Instruction:
Write out the entries verbatim and leave the images out of the copy.

>> START Data shown

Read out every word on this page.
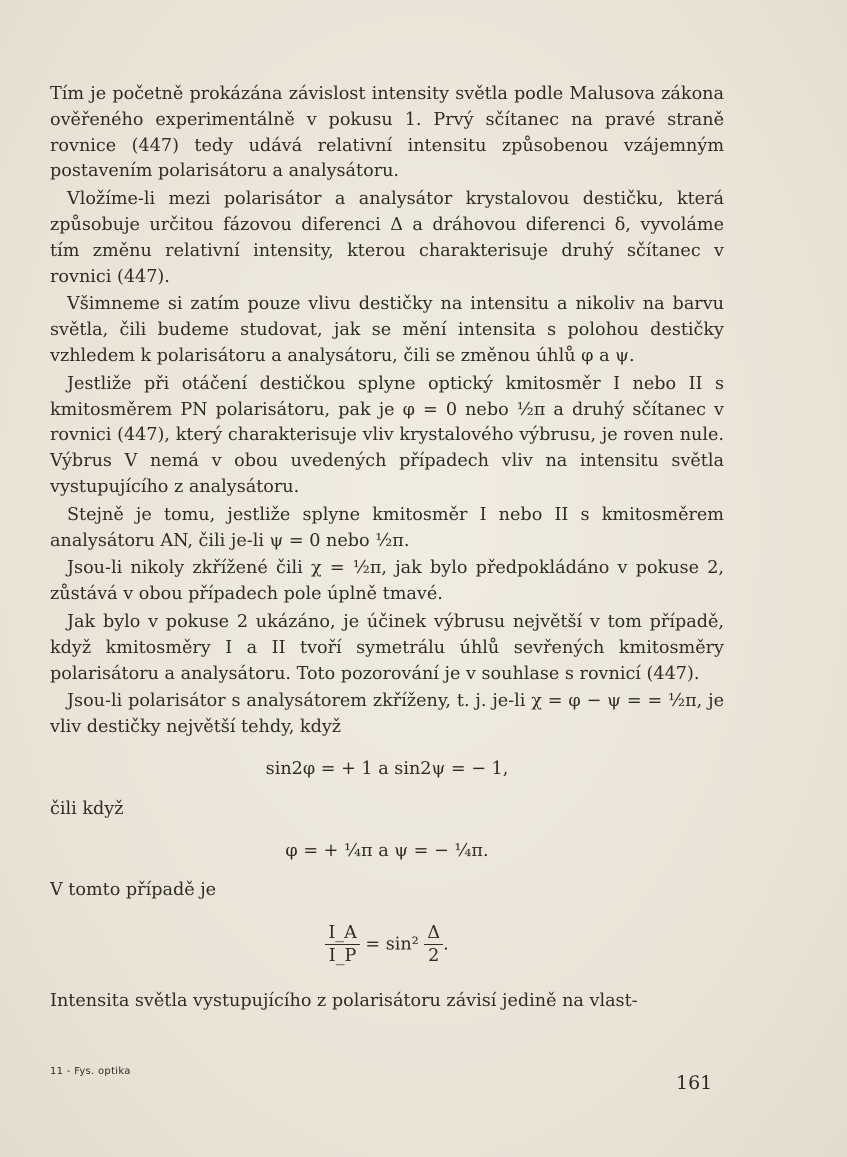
Tím je početně prokázána závislost intensity světla podle Malusova zákona ověřeného experimentálně v pokusu 1. Prvý sčítanec na pravé straně rovnice (447) tedy udává relativní intensitu způsobenou vzájemným postavením polarisátoru a analysátoru.

Vložíme-li mezi polarisátor a analysátor krystalovou destičku, která způsobuje určitou fázovou diferenci Δ a dráhovou diferenci δ, vyvoláme tím změnu relativní intensity, kterou charakterisuje druhý sčítanec v rovnici (447).

Všimneme si zatím pouze vlivu destičky na intensitu a nikoliv na barvu světla, čili budeme studovat, jak se mění intensita s polohou destičky vzhledem k polarisátoru a analysátoru, čili se změnou úhlů φ a ψ.

Jestliže při otáčení destičkou splyne optický kmitosměr I nebo II s kmitosměrem PN polarisátoru, pak je φ = 0 nebo ½π a druhý sčítanec v rovnici (447), který charakterisuje vliv krystalového výbrusu, je roven nule. Výbrus V nemá v obou uvedených případech vliv na intensitu světla vystupujícího z analysátoru.

Stejně je tomu, jestliže splyne kmitosměr I nebo II s kmitosměrem analysátoru AN, čili je-li ψ = 0 nebo ½π.

Jsou-li nikoly zkřížené čili χ = ½π, jak bylo předpokládáno v pokuse 2, zůstává v obou případech pole úplně tmavé.

Jak bylo v pokuse 2 ukázáno, je účinek výbrusu největší v tom případě, když kmitosměry I a II tvoří symetrálu úhlů sevřených kmitosměry polarisátoru a analysátoru. Toto pozorování je v souhlase s rovnicí (447).

Jsou-li polarisátor s analysátorem zkříženy, t. j. je-li χ = φ − ψ = = ½π, je vliv destičky největší tehdy, když

sin2φ = + 1 a sin2ψ = − 1,

čili když

φ = + ¼π a ψ = − ¼π.

V tomto případě je

$\frac{I\_A}{I\_P} = \sin^2 \frac{\Delta}{2}$ .

Intensita světla vystupujícího z polarisátoru závisí jedině na vlast-

11 - Fys. optika
161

>> END Data shown

Output:
Read out every word on this page.
Tím je početně prokázána závislost intensity světla podle Malusova zákona ověřeného experimentálně v pokusu 1. Prvý sčítanec na pravé straně rovnice (447) tedy udává relativní intensitu způsobenou vzájemným postavením polarisátoru a analysátoru.

Vložíme-li mezi polarisátor a analysátor krystalovou destičku, která způsobuje určitou fázovou diferenci Δ a dráhovou diferenci δ, vyvoláme tím změnu relativní intensity, kterou charakterisuje druhý sčítanec v rovnici (447).

Všimneme si zatím pouze vlivu destičky na intensitu a nikoliv na barvu světla, čili budeme studovat, jak se mění intensita s polohou destičky vzhledem k polarisátoru a analysátoru, čili se změnou úhlů φ a ψ.

Jestliže při otáčení destičkou splyne optický kmitosměr I nebo II s kmitosměrem PN polarisátoru, pak je φ = 0 nebo ½π a druhý sčítanec v rovnici (447), který charakterisuje vliv krystalového výbrusu, je roven nule. Výbrus V nemá v obou uvedených případech vliv na intensitu světla vystupujícího z analysátoru.

Stejně je tomu, jestliže splyne kmitosměr I nebo II s kmitosměrem analysátoru AN, čili je-li ψ = 0 nebo ½π.

Jsou-li nikoly zkřížené čili χ = ½π, jak bylo předpokládáno v pokuse 2, zůstává v obou případech pole úplně tmavé.

Jak bylo v pokuse 2 ukázáno, je účinek výbrusu největší v tom případě, když kmitosměry I a II tvoří symetrálu úhlů sevřených kmitosměry polarisátoru a analysátoru. Toto pozorování je v souhlase s rovnicí (447).

Jsou-li polarisátor s analysátorem zkříženy, t. j. je-li χ = φ − ψ = = ½π, je vliv destičky největší tehdy, když

sin2φ = + 1 a sin2ψ = − 1,

čili když

φ = + ¼π a ψ = − ¼π.

V tomto případě je

$\frac{I\_A}{I\_P} = \sin^2 \frac{\Delta}{2}$ .

Intensita světla vystupujícího z polarisátoru závisí jedině na vlast-

11 - Fys. optika
161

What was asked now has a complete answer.